— Begin —

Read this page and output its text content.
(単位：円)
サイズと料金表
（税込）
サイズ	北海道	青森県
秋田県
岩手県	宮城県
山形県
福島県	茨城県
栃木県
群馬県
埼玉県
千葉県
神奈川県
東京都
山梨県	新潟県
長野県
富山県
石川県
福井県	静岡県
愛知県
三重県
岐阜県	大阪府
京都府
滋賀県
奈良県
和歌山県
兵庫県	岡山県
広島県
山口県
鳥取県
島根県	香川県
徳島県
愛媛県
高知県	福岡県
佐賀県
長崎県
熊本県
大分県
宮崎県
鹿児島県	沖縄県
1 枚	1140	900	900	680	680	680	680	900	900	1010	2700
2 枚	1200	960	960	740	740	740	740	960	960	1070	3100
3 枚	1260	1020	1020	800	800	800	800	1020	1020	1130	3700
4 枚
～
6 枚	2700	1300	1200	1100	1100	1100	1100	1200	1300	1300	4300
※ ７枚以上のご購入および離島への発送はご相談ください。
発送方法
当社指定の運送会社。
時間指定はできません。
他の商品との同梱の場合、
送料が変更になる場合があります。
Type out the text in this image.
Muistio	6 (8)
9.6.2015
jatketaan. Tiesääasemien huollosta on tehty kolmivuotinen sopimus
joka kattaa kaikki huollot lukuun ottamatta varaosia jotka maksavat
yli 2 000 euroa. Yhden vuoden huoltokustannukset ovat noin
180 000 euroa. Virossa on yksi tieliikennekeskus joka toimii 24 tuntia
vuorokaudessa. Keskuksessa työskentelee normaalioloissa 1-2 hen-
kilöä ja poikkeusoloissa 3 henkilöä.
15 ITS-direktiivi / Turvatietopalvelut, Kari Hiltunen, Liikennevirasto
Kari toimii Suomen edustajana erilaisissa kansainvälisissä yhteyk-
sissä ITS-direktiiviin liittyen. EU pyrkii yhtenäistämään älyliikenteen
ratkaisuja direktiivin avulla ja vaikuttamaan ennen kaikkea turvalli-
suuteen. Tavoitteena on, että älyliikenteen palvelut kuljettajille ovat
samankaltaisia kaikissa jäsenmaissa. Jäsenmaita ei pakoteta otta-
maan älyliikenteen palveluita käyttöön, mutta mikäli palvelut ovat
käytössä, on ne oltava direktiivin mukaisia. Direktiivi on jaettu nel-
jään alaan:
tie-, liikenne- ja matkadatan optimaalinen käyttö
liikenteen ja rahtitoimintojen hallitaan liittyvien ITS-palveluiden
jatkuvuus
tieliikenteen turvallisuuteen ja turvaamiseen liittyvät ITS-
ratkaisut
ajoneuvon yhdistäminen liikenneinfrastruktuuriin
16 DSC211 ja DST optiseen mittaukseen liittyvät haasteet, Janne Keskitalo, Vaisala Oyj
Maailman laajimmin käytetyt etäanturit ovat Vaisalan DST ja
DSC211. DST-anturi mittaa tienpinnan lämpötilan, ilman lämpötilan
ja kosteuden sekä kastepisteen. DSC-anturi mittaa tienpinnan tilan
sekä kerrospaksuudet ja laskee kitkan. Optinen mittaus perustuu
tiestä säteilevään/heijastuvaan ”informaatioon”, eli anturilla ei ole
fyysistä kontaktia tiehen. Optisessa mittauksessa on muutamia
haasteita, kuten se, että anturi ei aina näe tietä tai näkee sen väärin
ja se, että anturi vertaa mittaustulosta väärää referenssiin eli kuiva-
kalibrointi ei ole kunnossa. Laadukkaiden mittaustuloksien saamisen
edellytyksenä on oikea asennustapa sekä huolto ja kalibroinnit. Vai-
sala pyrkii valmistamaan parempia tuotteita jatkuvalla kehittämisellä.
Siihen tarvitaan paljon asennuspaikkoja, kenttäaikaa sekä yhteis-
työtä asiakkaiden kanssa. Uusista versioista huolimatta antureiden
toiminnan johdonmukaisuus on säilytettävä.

— End —

*Exercise requirements*:
Report how many lines in these entries contain "älyliikenteen". Answer with the number only.

*Answer to the problem*:
3